> **Work required**: Exactly repeat the material, dropping every picture from the copy.

-- Input for this task start --

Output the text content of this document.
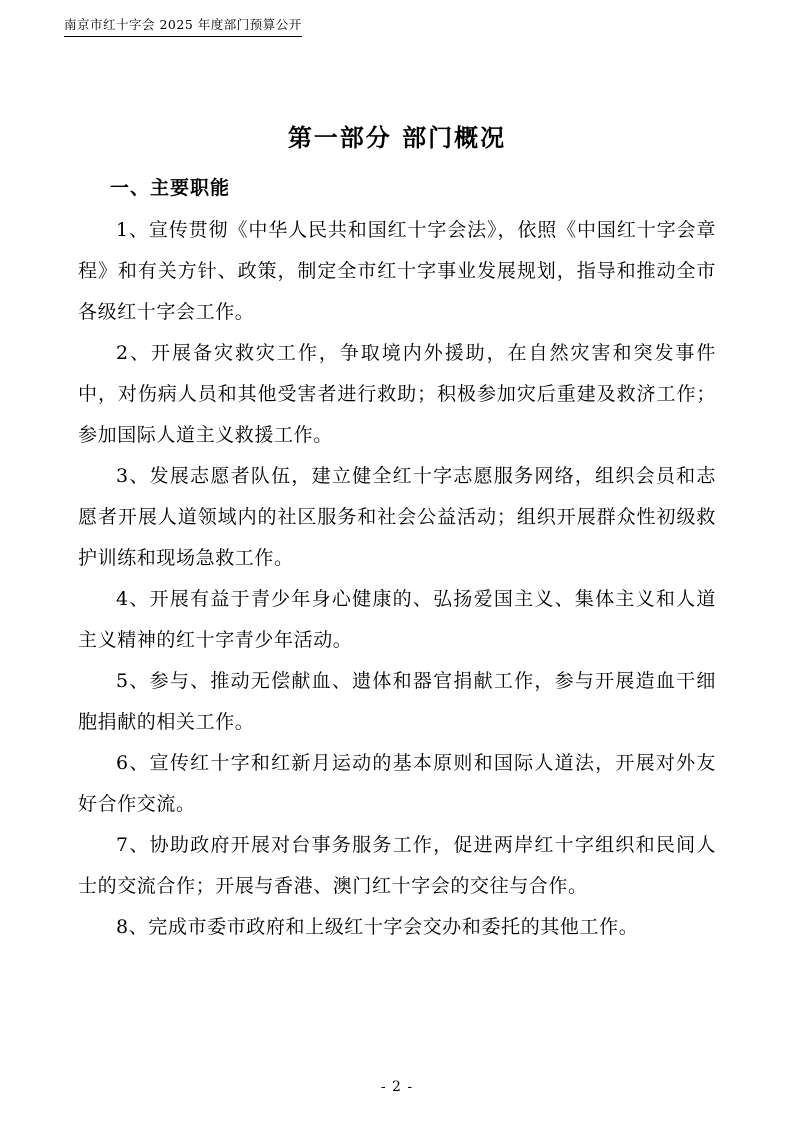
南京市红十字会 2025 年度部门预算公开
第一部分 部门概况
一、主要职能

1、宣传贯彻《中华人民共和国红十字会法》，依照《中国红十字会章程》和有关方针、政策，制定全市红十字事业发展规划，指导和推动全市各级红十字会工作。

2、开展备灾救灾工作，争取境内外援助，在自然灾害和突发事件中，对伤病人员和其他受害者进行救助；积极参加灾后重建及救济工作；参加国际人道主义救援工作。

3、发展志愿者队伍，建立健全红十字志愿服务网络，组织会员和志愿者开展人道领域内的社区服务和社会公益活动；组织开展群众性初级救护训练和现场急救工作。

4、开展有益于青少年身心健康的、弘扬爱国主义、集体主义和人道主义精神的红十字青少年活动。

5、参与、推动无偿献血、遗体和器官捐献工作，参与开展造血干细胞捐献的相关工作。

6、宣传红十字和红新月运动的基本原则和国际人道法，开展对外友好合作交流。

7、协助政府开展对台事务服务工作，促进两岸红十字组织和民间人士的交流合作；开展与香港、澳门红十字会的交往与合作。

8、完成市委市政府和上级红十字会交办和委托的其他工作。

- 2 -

-- Input for this task end --

> **Response to the task**:
Output the text content of this document.
南京市红十字会 2025 年度部门预算公开
第一部分 部门概况
一、主要职能

1、宣传贯彻《中华人民共和国红十字会法》，依照《中国红十字会章程》和有关方针、政策，制定全市红十字事业发展规划，指导和推动全市各级红十字会工作。

2、开展备灾救灾工作，争取境内外援助，在自然灾害和突发事件中，对伤病人员和其他受害者进行救助；积极参加灾后重建及救济工作；参加国际人道主义救援工作。

3、发展志愿者队伍，建立健全红十字志愿服务网络，组织会员和志愿者开展人道领域内的社区服务和社会公益活动；组织开展群众性初级救护训练和现场急救工作。

4、开展有益于青少年身心健康的、弘扬爱国主义、集体主义和人道主义精神的红十字青少年活动。

5、参与、推动无偿献血、遗体和器官捐献工作，参与开展造血干细胞捐献的相关工作。

6、宣传红十字和红新月运动的基本原则和国际人道法，开展对外友好合作交流。

7、协助政府开展对台事务服务工作，促进两岸红十字组织和民间人士的交流合作；开展与香港、澳门红十字会的交往与合作。

8、完成市委市政府和上级红十字会交办和委托的其他工作。

- 2 -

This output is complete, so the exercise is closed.